* [GOAL OF THE EXERCISE]:
Transcribe the entries below, without changes, from the very first line through the line that contains "header-appendix: Appendix A (92, 35, 153, 47)", including both of those lines.

:: TASK INPUTS ::

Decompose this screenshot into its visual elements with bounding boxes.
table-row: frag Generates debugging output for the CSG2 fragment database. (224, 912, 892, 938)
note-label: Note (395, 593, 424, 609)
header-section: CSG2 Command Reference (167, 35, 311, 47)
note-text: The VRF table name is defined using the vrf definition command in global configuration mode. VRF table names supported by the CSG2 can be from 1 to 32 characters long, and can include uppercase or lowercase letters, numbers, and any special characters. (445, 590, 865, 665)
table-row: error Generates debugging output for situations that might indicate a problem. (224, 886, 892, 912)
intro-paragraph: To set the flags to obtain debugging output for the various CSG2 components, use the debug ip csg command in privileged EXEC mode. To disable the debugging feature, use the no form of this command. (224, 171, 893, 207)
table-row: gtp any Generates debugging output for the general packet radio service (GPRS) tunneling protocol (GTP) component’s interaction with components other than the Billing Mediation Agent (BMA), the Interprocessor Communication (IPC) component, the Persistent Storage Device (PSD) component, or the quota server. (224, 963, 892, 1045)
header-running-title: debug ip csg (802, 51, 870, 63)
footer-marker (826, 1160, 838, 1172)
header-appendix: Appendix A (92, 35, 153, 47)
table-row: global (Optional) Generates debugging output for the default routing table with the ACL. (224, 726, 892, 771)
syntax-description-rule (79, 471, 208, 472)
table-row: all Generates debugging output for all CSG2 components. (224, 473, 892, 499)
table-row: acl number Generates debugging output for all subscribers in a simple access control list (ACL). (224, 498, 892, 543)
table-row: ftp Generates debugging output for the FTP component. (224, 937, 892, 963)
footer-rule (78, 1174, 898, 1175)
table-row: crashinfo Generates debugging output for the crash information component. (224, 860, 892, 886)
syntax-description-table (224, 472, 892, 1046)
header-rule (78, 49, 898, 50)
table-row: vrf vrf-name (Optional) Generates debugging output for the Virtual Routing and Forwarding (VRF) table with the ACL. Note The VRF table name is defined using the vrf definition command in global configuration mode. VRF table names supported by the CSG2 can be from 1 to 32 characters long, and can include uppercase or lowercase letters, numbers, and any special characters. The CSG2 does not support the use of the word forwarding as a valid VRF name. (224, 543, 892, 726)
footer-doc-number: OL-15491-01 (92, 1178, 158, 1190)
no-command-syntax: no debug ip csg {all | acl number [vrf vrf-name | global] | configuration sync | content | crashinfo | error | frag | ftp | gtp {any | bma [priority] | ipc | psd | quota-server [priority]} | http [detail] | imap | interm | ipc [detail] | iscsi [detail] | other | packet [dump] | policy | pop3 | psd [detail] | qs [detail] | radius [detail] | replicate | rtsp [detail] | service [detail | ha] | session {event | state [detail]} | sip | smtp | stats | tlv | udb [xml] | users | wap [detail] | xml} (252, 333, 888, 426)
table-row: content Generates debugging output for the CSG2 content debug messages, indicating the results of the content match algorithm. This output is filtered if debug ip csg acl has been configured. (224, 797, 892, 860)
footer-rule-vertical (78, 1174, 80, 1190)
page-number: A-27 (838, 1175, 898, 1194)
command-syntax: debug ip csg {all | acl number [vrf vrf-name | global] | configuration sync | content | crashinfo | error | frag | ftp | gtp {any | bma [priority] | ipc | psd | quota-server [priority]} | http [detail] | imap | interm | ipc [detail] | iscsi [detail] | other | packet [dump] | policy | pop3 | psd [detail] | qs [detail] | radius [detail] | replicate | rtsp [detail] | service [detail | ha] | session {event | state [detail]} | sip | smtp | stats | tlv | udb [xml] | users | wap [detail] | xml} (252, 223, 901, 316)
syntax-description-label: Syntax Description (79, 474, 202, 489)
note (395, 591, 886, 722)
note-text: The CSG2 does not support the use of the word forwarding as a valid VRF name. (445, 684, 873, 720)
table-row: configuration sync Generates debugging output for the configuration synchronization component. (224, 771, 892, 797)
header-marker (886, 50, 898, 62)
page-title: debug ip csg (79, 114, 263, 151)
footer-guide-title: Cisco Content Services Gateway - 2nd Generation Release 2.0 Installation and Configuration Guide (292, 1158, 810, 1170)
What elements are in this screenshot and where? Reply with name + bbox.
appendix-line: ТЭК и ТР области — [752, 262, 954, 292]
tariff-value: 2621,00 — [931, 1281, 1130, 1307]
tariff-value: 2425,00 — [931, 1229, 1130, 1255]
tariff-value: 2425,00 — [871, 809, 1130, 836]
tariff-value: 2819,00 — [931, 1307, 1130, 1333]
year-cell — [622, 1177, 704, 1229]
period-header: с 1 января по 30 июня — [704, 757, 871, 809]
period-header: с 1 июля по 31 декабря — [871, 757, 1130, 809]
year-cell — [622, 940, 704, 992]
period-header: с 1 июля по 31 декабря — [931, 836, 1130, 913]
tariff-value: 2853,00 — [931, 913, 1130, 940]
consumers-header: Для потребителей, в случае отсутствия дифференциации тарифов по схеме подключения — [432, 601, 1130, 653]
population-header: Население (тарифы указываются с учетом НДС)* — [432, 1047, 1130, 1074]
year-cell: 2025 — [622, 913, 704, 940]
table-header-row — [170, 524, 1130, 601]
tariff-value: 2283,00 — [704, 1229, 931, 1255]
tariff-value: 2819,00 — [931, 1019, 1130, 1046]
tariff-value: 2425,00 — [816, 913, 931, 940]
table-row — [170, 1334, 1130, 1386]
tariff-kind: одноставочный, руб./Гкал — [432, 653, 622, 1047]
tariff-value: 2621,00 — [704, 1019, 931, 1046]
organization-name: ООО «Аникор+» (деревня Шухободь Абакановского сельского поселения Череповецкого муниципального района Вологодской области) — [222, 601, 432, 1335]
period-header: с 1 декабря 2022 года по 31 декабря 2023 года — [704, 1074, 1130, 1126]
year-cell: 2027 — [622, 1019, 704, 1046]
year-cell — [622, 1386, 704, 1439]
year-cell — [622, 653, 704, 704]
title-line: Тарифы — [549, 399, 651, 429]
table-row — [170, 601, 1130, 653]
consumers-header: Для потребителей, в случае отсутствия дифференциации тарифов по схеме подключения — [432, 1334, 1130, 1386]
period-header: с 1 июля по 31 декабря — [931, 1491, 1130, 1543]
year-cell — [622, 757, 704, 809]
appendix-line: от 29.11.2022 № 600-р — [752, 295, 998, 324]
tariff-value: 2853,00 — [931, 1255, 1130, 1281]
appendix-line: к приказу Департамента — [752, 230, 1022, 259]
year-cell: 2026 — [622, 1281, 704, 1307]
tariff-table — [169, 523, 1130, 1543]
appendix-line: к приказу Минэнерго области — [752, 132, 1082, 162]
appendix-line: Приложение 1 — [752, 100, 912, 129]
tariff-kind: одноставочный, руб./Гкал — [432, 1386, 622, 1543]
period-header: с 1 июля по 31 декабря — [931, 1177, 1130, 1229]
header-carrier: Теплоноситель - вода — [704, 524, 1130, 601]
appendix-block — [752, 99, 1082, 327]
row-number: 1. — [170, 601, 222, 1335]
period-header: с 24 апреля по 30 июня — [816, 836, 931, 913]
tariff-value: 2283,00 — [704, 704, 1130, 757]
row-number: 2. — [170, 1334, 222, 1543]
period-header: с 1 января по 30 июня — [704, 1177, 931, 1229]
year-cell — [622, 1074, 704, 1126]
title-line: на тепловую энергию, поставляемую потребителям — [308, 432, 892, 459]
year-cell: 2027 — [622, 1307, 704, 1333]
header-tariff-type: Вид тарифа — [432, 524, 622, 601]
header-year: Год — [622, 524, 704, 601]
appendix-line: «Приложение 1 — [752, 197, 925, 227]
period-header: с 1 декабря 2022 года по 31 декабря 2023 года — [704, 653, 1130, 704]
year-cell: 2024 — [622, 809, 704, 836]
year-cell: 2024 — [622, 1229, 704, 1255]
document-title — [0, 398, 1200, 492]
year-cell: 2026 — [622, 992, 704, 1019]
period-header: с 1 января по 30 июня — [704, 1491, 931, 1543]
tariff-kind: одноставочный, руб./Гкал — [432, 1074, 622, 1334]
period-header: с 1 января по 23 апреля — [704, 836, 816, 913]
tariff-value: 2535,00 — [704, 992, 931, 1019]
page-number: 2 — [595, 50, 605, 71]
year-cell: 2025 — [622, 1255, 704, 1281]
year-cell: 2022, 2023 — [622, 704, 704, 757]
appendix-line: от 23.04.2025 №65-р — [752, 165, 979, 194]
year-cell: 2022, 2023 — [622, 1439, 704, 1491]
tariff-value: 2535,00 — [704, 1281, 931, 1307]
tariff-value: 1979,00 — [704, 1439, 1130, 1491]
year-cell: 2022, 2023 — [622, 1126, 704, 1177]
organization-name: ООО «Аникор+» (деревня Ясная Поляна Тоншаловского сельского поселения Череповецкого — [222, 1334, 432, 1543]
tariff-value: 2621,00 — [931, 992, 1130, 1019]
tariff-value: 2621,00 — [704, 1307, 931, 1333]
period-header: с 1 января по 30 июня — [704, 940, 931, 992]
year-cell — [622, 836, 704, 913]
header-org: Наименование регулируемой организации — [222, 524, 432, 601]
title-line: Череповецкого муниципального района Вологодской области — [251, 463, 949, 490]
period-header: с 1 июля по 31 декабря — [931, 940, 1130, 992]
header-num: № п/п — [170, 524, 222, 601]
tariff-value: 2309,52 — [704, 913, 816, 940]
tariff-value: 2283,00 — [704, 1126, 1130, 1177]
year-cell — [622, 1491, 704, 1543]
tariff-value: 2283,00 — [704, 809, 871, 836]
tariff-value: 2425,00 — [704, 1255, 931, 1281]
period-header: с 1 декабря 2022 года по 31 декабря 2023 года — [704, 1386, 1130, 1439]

:::

* [FINISHED TASK]:
Decompose this screenshot into its visual elements with bounding boxes.
table-row: frag Generates debugging output for the CSG2 fragment database. (224, 912, 892, 938)
note-label: Note (395, 593, 424, 609)
header-section: CSG2 Command Reference (167, 35, 311, 47)
note-text: The VRF table name is defined using the vrf definition command in global configuration mode. VRF table names supported by the CSG2 can be from 1 to 32 characters long, and can include uppercase or lowercase letters, numbers, and any special characters. (445, 590, 865, 665)
table-row: error Generates debugging output for situations that might indicate a problem. (224, 886, 892, 912)
intro-paragraph: To set the flags to obtain debugging output for the various CSG2 components, use the debug ip csg command in privileged EXEC mode. To disable the debugging feature, use the no form of this command. (224, 171, 893, 207)
table-row: gtp any Generates debugging output for the general packet radio service (GPRS) tunneling protocol (GTP) component’s interaction with components other than the Billing Mediation Agent (BMA), the Interprocessor Communication (IPC) component, the Persistent Storage Device (PSD) component, or the quota server. (224, 963, 892, 1045)
header-running-title: debug ip csg (802, 51, 870, 63)
footer-marker (826, 1160, 838, 1172)
header-appendix: Appendix A (92, 35, 153, 47)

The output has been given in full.